*WHAT IS EXPECTED*: Transcribe the material below exactly as it appears.

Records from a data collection
= = = = = = =
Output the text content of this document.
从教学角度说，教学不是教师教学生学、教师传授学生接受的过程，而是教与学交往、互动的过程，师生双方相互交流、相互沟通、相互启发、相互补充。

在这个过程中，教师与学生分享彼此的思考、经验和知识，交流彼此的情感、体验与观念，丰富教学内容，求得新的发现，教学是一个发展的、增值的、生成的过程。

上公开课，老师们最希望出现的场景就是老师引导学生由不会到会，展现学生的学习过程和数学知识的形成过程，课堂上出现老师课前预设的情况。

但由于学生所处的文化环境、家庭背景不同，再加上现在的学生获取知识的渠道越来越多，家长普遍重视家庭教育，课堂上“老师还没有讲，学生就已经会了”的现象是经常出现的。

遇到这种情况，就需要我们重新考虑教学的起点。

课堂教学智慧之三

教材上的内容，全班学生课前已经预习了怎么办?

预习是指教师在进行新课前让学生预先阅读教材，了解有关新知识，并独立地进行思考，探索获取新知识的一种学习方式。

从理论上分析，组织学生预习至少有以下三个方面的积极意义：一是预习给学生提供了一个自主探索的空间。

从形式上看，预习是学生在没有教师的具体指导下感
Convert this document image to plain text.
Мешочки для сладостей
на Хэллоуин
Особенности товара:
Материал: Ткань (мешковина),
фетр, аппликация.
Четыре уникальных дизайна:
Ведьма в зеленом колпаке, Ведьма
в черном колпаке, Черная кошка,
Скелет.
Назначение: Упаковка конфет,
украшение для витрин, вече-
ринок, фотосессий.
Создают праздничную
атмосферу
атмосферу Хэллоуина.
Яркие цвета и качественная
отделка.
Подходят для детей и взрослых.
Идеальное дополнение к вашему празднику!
= = = = = = =
*RESULT*:
Output the text content of this document.
从教学角度说，教学不是教师教学生学、教师传授学生接受的过程，而是教与学交往、互动的过程，师生双方相互交流、相互沟通、相互启发、相互补充。

在这个过程中，教师与学生分享彼此的思考、经验和知识，交流彼此的情感、体验与观念，丰富教学内容，求得新的发现，教学是一个发展的、增值的、生成的过程。

上公开课，老师们最希望出现的场景就是老师引导学生由不会到会，展现学生的学习过程和数学知识的形成过程，课堂上出现老师课前预设的情况。

但由于学生所处的文化环境、家庭背景不同，再加上现在的学生获取知识的渠道越来越多，家长普遍重视家庭教育，课堂上“老师还没有讲，学生就已经会了”的现象是经常出现的。

遇到这种情况，就需要我们重新考虑教学的起点。

课堂教学智慧之三

教材上的内容，全班学生课前已经预习了怎么办?

预习是指教师在进行新课前让学生预先阅读教材，了解有关新知识，并独立地进行思考，探索获取新知识的一种学习方式。

从理论上分析，组织学生预习至少有以下三个方面的积极意义：一是预习给学生提供了一个自主探索的空间。

从形式上看，预习是学生在没有教师的具体指导下感
Convert this document image to plain text.
Мешочки для сладостей
на Хэллоуин
Особенности товара:
Материал: Ткань (мешковина),
фетр, аппликация.
Четыре уникальных дизайна:
Ведьма в зеленом колпаке, Ведьма
в черном колпаке, Черная кошка,
Скелет.
Назначение: Упаковка конфет,
украшение для витрин, вече-
ринок, фотосессий.
Создают праздничную
атмосферу
атмосферу Хэллоуина.
Яркие цвета и качественная
отделка.
Подходят для детей и взрослых.
Идеальное дополнение к вашему празднику!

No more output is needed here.